REQUEST →
Reproduce the material below word for word, leaving out the pictures.

RECORDS SHOWN →
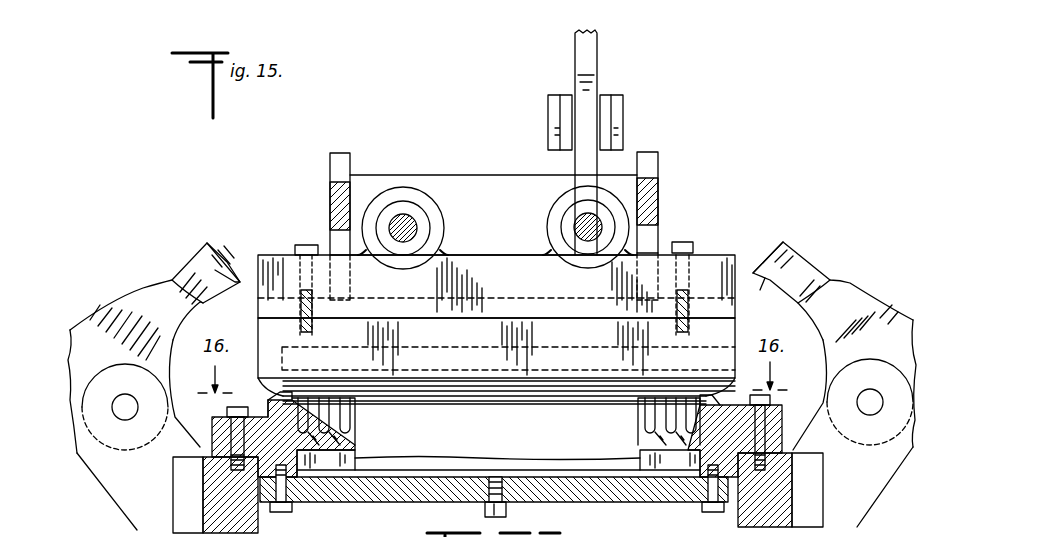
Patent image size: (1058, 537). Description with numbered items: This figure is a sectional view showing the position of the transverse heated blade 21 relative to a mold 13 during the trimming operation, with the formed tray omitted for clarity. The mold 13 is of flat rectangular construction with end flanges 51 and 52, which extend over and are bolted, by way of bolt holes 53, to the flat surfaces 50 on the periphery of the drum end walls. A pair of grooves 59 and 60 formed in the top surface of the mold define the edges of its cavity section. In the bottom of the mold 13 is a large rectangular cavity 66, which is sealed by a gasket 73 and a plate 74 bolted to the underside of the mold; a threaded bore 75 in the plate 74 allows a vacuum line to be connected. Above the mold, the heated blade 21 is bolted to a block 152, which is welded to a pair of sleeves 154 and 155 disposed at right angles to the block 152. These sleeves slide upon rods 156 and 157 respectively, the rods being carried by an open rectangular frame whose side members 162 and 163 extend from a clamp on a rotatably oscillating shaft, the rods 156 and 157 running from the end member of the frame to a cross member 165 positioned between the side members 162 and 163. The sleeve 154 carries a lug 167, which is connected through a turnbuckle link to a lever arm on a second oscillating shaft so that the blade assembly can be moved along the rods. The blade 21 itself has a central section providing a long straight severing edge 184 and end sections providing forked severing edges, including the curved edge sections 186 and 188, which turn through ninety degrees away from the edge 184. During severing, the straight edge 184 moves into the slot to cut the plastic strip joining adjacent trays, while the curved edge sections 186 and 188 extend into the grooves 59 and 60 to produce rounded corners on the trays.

The lug 167 is at (590, 75).
The cross member 165 is at (428, 182).
The side member 163 is at (330, 205).
The side member 162 is at (650, 210).
The sleeve 155 is at (395, 190).
The rod 157 is at (412, 222).
The sleeve 154 is at (553, 218).
The rod 156 is at (598, 222).
The block 152 is at (715, 257).
The heated blade 21 is at (730, 358).
The edge section 186 is at (285, 388).
The edge section 188 is at (706, 392).
The straight severing edge 184 is at (458, 408).
The flat surface 50 is at (225, 452).
The end flange 51 is at (216, 416).
The bolt hole 53 is at (262, 404).
The groove 59 is at (270, 398).
The groove 60 is at (720, 400).
The end flange 52 is at (778, 422).
The mold 13 is at (333, 466).
The rectangular cavity 66 is at (668, 470).
The plate 74 is at (622, 500).
The threaded bore 75 is at (494, 478).
The gasket 73 is at (302, 465).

RESULT BELOW →
Patent image size: (1058, 537). Description with numbered items: This figure is a sectional view showing the position of the transverse heated blade 21 relative to a mold 13 during the trimming operation, with the formed tray omitted for clarity. The mold 13 is of flat rectangular construction with end flanges 51 and 52, which extend over and are bolted, by way of bolt holes 53, to the flat surfaces 50 on the periphery of the drum end walls. A pair of grooves 59 and 60 formed in the top surface of the mold define the edges of its cavity section. In the bottom of the mold 13 is a large rectangular cavity 66, which is sealed by a gasket 73 and a plate 74 bolted to the underside of the mold; a threaded bore 75 in the plate 74 allows a vacuum line to be connected. Above the mold, the heated blade 21 is bolted to a block 152, which is welded to a pair of sleeves 154 and 155 disposed at right angles to the block 152. These sleeves slide upon rods 156 and 157 respectively, the rods being carried by an open rectangular frame whose side members 162 and 163 extend from a clamp on a rotatably oscillating shaft, the rods 156 and 157 running from the end member of the frame to a cross member 165 positioned between the side members 162 and 163. The sleeve 154 carries a lug 167, which is connected through a turnbuckle link to a lever arm on a second oscillating shaft so that the blade assembly can be moved along the rods. The blade 21 itself has a central section providing a long straight severing edge 184 and end sections providing forked severing edges, including the curved edge sections 186 and 188, which turn through ninety degrees away from the edge 184. During severing, the straight edge 184 moves into the slot to cut the plastic strip joining adjacent trays, while the curved edge sections 186 and 188 extend into the grooves 59 and 60 to produce rounded corners on the trays.

The lug 167 is at (590, 75).
The cross member 165 is at (428, 182).
The side member 163 is at (330, 205).
The side member 162 is at (650, 210).
The sleeve 155 is at (395, 190).
The rod 157 is at (412, 222).
The sleeve 154 is at (553, 218).
The rod 156 is at (598, 222).
The block 152 is at (715, 257).
The heated blade 21 is at (730, 358).
The edge section 186 is at (285, 388).
The edge section 188 is at (706, 392).
The straight severing edge 184 is at (458, 408).
The flat surface 50 is at (225, 452).
The end flange 51 is at (216, 416).
The bolt hole 53 is at (262, 404).
The groove 59 is at (270, 398).
The groove 60 is at (720, 400).
The end flange 52 is at (778, 422).
The mold 13 is at (333, 466).
The rectangular cavity 66 is at (668, 470).
The plate 74 is at (622, 500).
The threaded bore 75 is at (494, 478).
The gasket 73 is at (302, 465).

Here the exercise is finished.